> Extracted text
+++

We can attest that listening to George Clayton Johnson is an authentic early Comic-Con experience, so if you want a slow-paced, intimate chat fest, this show is for you!

Several founders and other early organizers of the San Diego Comic-Con have reunited to organize an old-school comic con with a friendly atmosphere and an intimate scale. The San Diego Comic Fest will be October 19-21 at the San Diego Town & Country Resort and Convention Center.

“The specific occasion is the 40th anniversary of the first San Diego Comic-Con held at the El Cortez Hotel,” says Mike Towry, a founder of the San Diego Comic-Con and chair of the convention at the El Cortez in 1972. “That con set the pattern for a string of memorable Comic-Cons throughout the rest of the 1970s. For many long-time attendees, the El Cortez cons are a fondly-remembered golden age of Comic-Con.”

About a year ago, Comic-Con founders began talking about the pending anniversary. The San Diego Comic Fest was born out of those discussions.

“I envision the Fest as a fun, casual, friendly and quirky con like the ones that were at the El Cortez,” says Towry. “There was a real sense of community at the old cons and, I think, a certain sense of ownership that the attendees felt, that it was really their event.”

The Comic Fest organizing committee plans to hold a convention of up to 1,000 attendees – roughly the attendance at the 1972 Comic-Con – that fosters the spirit of those early fan gatherings. The Fest intends to bring professional writers and artists together with fans in an environment of creative exchange, much as the El Cortez-era Comic-Cons did. (Unfortunately, the El Cortez is unavailable as a convention site, but the Town and Country has served as the venue for many local fan-run conventions.)

To help foster this kind of social experience, the Comic Fest will re-create the Café Frankenstein, a beatnik-era “European coffee house” that will feature musicians, artists and assorted bohemians who will open the minds and delight the senses of patrons. The Café will serve as a place where fans and creators can mingle and hang out in a casual, personal atmosphere, and it will offer a great cup of coffee and snacks, too. Author and screenwriter George Clayton Johnson (Twilight Zone, Star Trek, Ocean’s 11, Logan’s Run), co-owner of the Café from 1958 to 1960, will be storyteller in residence.

The Comic Fest also will pay tribute to people who made important contributions to the early Comic-Cons and fandom in general, especially those who have not received the public recognition they deserve. These people include the late Ken Krueger and Richard Alf, both of whom were instrumental to Comic-Con’s early success. The convention will honor Krueger by staging several “pay-it-forward” sessions with professionals who he mentored; the information conveyed should be valuable to aspiring writers and artists. Convention attendees can celebrate Alf’s life with a big party on Saturday night (October 20).

+++

> Supplied material
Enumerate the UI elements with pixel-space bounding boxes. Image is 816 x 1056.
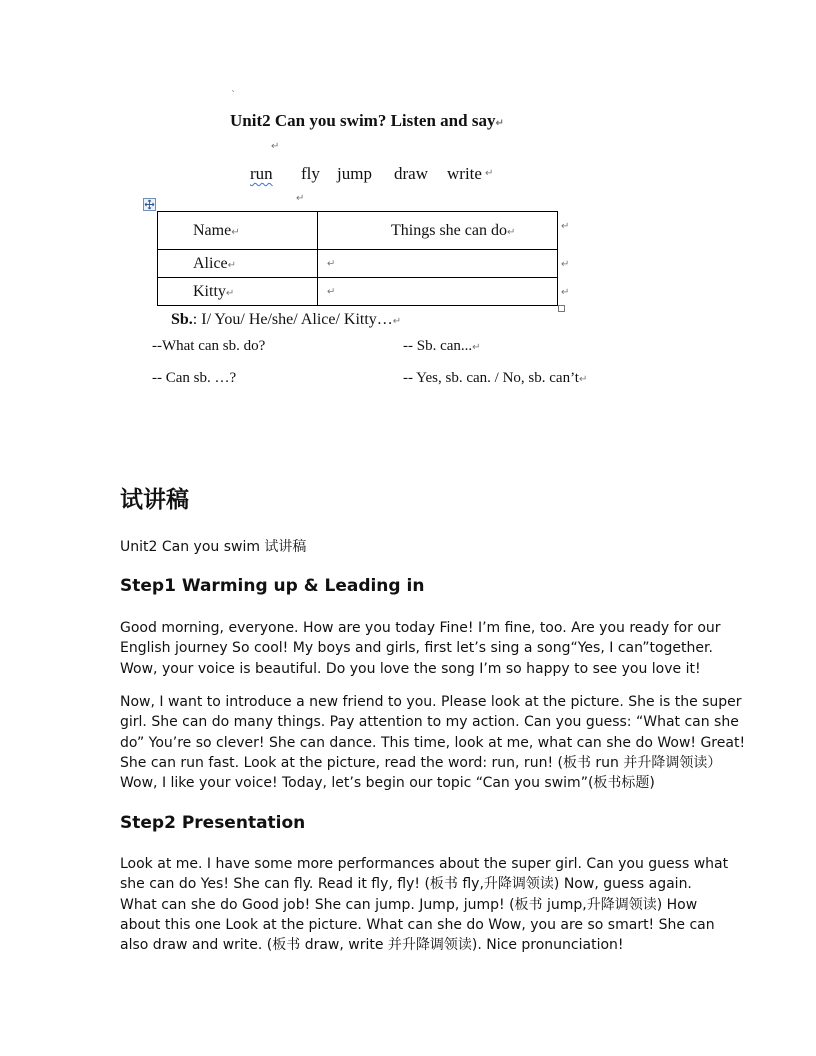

+++

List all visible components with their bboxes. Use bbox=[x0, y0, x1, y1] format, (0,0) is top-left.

+++

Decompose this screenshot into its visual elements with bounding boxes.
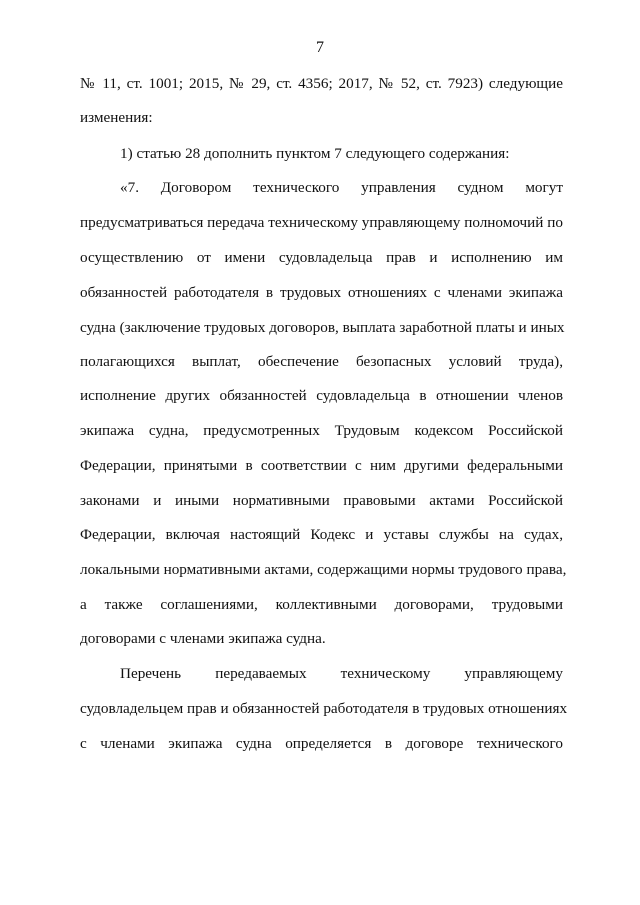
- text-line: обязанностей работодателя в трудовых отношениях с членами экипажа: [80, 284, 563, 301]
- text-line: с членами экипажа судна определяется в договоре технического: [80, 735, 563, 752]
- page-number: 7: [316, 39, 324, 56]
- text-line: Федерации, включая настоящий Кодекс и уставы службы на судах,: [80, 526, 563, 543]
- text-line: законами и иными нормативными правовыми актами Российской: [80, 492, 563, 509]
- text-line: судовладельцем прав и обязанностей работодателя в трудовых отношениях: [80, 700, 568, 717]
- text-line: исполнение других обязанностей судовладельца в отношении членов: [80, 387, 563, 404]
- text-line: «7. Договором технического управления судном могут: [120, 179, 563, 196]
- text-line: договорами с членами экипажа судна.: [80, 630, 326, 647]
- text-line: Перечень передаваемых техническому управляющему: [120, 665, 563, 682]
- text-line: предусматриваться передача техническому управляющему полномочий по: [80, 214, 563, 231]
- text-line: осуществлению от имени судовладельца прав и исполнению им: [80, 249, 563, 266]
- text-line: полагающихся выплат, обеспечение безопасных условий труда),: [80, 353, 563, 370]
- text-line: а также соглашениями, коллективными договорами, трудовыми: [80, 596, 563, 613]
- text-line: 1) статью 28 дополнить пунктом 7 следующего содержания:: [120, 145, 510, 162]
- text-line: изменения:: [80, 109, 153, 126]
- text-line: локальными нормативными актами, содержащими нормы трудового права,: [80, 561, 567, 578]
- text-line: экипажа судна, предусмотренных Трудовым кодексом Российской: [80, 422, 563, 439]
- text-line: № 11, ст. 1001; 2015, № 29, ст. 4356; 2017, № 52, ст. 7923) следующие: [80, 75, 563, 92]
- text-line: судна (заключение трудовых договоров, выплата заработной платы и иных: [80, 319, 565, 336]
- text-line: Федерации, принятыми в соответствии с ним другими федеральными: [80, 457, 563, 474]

+++

> Exercise prompt
According to the text about the San Diego Comic Fest, how many attendees does the organizing committee plan to allow at most? Rely only on the text about the San Diego Comic Fest for this, not on the data.

> Answer to this task
Up to 1,000 attendees.